** BEGIN Stored data **

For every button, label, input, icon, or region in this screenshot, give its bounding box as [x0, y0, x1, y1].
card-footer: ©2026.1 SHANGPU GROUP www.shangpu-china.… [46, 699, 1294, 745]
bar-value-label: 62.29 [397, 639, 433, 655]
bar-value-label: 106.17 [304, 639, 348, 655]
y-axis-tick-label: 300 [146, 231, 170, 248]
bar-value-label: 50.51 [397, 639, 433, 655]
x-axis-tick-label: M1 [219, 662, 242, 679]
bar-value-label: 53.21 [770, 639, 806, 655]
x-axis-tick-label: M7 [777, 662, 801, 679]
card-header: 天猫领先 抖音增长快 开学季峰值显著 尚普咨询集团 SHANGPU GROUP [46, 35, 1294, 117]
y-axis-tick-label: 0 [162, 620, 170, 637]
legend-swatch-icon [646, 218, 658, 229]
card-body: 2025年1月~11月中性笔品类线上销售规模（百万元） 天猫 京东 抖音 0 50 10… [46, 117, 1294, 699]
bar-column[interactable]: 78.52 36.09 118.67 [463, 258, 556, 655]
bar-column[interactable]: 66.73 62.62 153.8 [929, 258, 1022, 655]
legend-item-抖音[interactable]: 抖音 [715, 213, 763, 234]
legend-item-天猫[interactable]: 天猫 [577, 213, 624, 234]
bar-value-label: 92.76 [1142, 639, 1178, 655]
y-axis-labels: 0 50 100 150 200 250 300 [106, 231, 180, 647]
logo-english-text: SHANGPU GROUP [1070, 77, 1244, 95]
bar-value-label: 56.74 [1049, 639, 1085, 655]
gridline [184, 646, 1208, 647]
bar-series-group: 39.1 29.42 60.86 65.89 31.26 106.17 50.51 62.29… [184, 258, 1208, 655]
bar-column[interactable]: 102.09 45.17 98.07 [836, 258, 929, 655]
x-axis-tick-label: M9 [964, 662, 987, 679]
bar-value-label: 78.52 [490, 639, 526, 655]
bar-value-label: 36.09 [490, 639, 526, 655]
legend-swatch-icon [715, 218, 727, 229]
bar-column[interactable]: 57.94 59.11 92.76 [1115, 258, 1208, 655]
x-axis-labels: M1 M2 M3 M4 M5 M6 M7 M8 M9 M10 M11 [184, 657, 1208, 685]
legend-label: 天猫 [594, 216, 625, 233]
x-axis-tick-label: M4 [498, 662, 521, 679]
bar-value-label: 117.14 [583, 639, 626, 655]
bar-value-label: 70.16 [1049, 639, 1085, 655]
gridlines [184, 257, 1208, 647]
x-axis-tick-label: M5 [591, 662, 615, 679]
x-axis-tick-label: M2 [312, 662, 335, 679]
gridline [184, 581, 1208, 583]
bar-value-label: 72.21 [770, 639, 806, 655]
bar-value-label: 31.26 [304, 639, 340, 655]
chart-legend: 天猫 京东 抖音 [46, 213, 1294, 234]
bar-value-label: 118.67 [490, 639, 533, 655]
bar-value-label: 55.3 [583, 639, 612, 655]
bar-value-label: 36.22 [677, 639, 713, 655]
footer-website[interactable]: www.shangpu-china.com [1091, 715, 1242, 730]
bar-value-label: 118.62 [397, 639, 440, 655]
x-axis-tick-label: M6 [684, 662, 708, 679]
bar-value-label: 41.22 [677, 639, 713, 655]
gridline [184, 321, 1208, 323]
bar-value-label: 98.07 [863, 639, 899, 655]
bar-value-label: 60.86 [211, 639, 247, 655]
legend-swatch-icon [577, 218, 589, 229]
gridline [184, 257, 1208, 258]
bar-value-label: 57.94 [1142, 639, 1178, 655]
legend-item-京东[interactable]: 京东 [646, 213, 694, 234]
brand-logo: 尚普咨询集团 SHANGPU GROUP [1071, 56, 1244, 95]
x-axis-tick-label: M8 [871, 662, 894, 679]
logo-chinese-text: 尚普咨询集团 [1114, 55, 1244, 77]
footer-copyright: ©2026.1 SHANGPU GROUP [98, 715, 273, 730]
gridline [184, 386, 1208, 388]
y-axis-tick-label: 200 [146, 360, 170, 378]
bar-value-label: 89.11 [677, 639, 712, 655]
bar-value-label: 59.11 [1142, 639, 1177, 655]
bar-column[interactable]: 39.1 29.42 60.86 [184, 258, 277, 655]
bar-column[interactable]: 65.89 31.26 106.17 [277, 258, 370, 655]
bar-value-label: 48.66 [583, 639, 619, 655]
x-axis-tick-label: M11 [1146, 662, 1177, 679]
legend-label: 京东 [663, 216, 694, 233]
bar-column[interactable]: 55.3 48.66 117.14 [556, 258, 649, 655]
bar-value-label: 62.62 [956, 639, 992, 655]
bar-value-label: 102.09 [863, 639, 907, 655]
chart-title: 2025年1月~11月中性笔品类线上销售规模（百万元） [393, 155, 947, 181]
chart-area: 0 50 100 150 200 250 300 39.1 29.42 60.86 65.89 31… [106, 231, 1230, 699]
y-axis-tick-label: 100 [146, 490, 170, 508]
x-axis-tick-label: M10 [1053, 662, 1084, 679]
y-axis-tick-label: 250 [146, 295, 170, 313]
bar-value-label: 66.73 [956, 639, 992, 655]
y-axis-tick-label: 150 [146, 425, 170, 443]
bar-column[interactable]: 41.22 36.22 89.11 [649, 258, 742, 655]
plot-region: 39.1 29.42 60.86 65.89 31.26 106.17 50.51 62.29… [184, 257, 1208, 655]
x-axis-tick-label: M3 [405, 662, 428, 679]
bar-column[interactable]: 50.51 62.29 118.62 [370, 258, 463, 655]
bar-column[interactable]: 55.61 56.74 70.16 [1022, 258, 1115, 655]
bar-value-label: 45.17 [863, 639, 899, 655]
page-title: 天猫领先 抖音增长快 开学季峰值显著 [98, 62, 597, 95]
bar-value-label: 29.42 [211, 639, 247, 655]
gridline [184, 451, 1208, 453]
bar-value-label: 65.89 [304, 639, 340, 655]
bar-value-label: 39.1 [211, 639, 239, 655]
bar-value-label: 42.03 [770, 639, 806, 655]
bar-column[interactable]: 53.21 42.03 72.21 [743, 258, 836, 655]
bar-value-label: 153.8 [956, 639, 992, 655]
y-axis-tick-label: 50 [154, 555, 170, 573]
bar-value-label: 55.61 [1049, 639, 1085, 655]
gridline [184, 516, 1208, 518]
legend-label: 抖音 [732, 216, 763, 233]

** END Stored data **

**Set exercise:**
Rewrite all the entries above, substituting "value-label" for every occurrence of "bar-value-label" and changing nothing else.

**Task result:**
For every button, label, input, icon, or region in this screenshot, give its bounding box as [x0, y0, x1, y1].
card-footer: ©2026.1 SHANGPU GROUP www.shangpu-china.… [46, 699, 1294, 745]
value-label: 62.29 [397, 639, 433, 655]
value-label: 106.17 [304, 639, 348, 655]
y-axis-tick-label: 300 [146, 231, 170, 248]
value-label: 50.51 [397, 639, 433, 655]
x-axis-tick-label: M1 [219, 662, 242, 679]
value-label: 53.21 [770, 639, 806, 655]
x-axis-tick-label: M7 [777, 662, 801, 679]
card-header: 天猫领先 抖音增长快 开学季峰值显著 尚普咨询集团 SHANGPU GROUP [46, 35, 1294, 117]
y-axis-tick-label: 0 [162, 620, 170, 637]
legend-swatch-icon [646, 218, 658, 229]
card-body: 2025年1月~11月中性笔品类线上销售规模（百万元） 天猫 京东 抖音 0 50 10… [46, 117, 1294, 699]
bar-column[interactable]: 78.52 36.09 118.67 [463, 258, 556, 655]
bar-column[interactable]: 66.73 62.62 153.8 [929, 258, 1022, 655]
legend-item-抖音[interactable]: 抖音 [715, 213, 763, 234]
legend-item-天猫[interactable]: 天猫 [577, 213, 624, 234]
value-label: 92.76 [1142, 639, 1178, 655]
y-axis-labels: 0 50 100 150 200 250 300 [106, 231, 180, 647]
logo-english-text: SHANGPU GROUP [1070, 77, 1244, 95]
value-label: 56.74 [1049, 639, 1085, 655]
gridline [184, 646, 1208, 647]
bar-series-group: 39.1 29.42 60.86 65.89 31.26 106.17 50.51 62.29… [184, 258, 1208, 655]
bar-column[interactable]: 102.09 45.17 98.07 [836, 258, 929, 655]
x-axis-tick-label: M9 [964, 662, 987, 679]
value-label: 78.52 [490, 639, 526, 655]
value-label: 36.09 [490, 639, 526, 655]
legend-swatch-icon [715, 218, 727, 229]
bar-column[interactable]: 57.94 59.11 92.76 [1115, 258, 1208, 655]
x-axis-labels: M1 M2 M3 M4 M5 M6 M7 M8 M9 M10 M11 [184, 657, 1208, 685]
legend-label: 天猫 [594, 216, 625, 233]
x-axis-tick-label: M4 [498, 662, 521, 679]
value-label: 117.14 [583, 639, 626, 655]
value-label: 70.16 [1049, 639, 1085, 655]
gridlines [184, 257, 1208, 647]
x-axis-tick-label: M5 [591, 662, 615, 679]
x-axis-tick-label: M2 [312, 662, 335, 679]
gridline [184, 581, 1208, 583]
value-label: 72.21 [770, 639, 806, 655]
value-label: 31.26 [304, 639, 340, 655]
chart-legend: 天猫 京东 抖音 [46, 213, 1294, 234]
value-label: 118.67 [490, 639, 533, 655]
value-label: 55.3 [583, 639, 612, 655]
value-label: 36.22 [677, 639, 713, 655]
footer-website[interactable]: www.shangpu-china.com [1091, 715, 1242, 730]
value-label: 118.62 [397, 639, 440, 655]
x-axis-tick-label: M6 [684, 662, 708, 679]
value-label: 41.22 [677, 639, 713, 655]
gridline [184, 321, 1208, 323]
value-label: 98.07 [863, 639, 899, 655]
value-label: 60.86 [211, 639, 247, 655]
legend-swatch-icon [577, 218, 589, 229]
gridline [184, 257, 1208, 258]
value-label: 57.94 [1142, 639, 1178, 655]
legend-item-京东[interactable]: 京东 [646, 213, 694, 234]
brand-logo: 尚普咨询集团 SHANGPU GROUP [1071, 56, 1244, 95]
x-axis-tick-label: M8 [871, 662, 894, 679]
logo-chinese-text: 尚普咨询集团 [1114, 55, 1244, 77]
footer-copyright: ©2026.1 SHANGPU GROUP [98, 715, 273, 730]
gridline [184, 386, 1208, 388]
y-axis-tick-label: 200 [146, 360, 170, 378]
value-label: 89.11 [677, 639, 712, 655]
value-label: 59.11 [1142, 639, 1177, 655]
bar-column[interactable]: 39.1 29.42 60.86 [184, 258, 277, 655]
bar-column[interactable]: 65.89 31.26 106.17 [277, 258, 370, 655]
value-label: 48.66 [583, 639, 619, 655]
x-axis-tick-label: M11 [1146, 662, 1177, 679]
legend-label: 京东 [663, 216, 694, 233]
bar-column[interactable]: 55.3 48.66 117.14 [556, 258, 649, 655]
value-label: 62.62 [956, 639, 992, 655]
value-label: 102.09 [863, 639, 907, 655]
chart-title: 2025年1月~11月中性笔品类线上销售规模（百万元） [393, 155, 947, 181]
chart-area: 0 50 100 150 200 250 300 39.1 29.42 60.86 65.89 31… [106, 231, 1230, 699]
y-axis-tick-label: 100 [146, 490, 170, 508]
x-axis-tick-label: M10 [1053, 662, 1084, 679]
y-axis-tick-label: 250 [146, 295, 170, 313]
value-label: 66.73 [956, 639, 992, 655]
y-axis-tick-label: 150 [146, 425, 170, 443]
bar-column[interactable]: 41.22 36.22 89.11 [649, 258, 742, 655]
plot-region: 39.1 29.42 60.86 65.89 31.26 106.17 50.51 62.29… [184, 257, 1208, 655]
x-axis-tick-label: M3 [405, 662, 428, 679]
bar-column[interactable]: 50.51 62.29 118.62 [370, 258, 463, 655]
bar-column[interactable]: 55.61 56.74 70.16 [1022, 258, 1115, 655]
value-label: 45.17 [863, 639, 899, 655]
page-title: 天猫领先 抖音增长快 开学季峰值显著 [98, 62, 597, 95]
value-label: 29.42 [211, 639, 247, 655]
gridline [184, 451, 1208, 453]
value-label: 65.89 [304, 639, 340, 655]
value-label: 39.1 [211, 639, 239, 655]
value-label: 42.03 [770, 639, 806, 655]
bar-column[interactable]: 53.21 42.03 72.21 [743, 258, 836, 655]
value-label: 153.8 [956, 639, 992, 655]
y-axis-tick-label: 50 [154, 555, 170, 573]
value-label: 55.61 [1049, 639, 1085, 655]
gridline [184, 516, 1208, 518]
legend-label: 抖音 [732, 216, 763, 233]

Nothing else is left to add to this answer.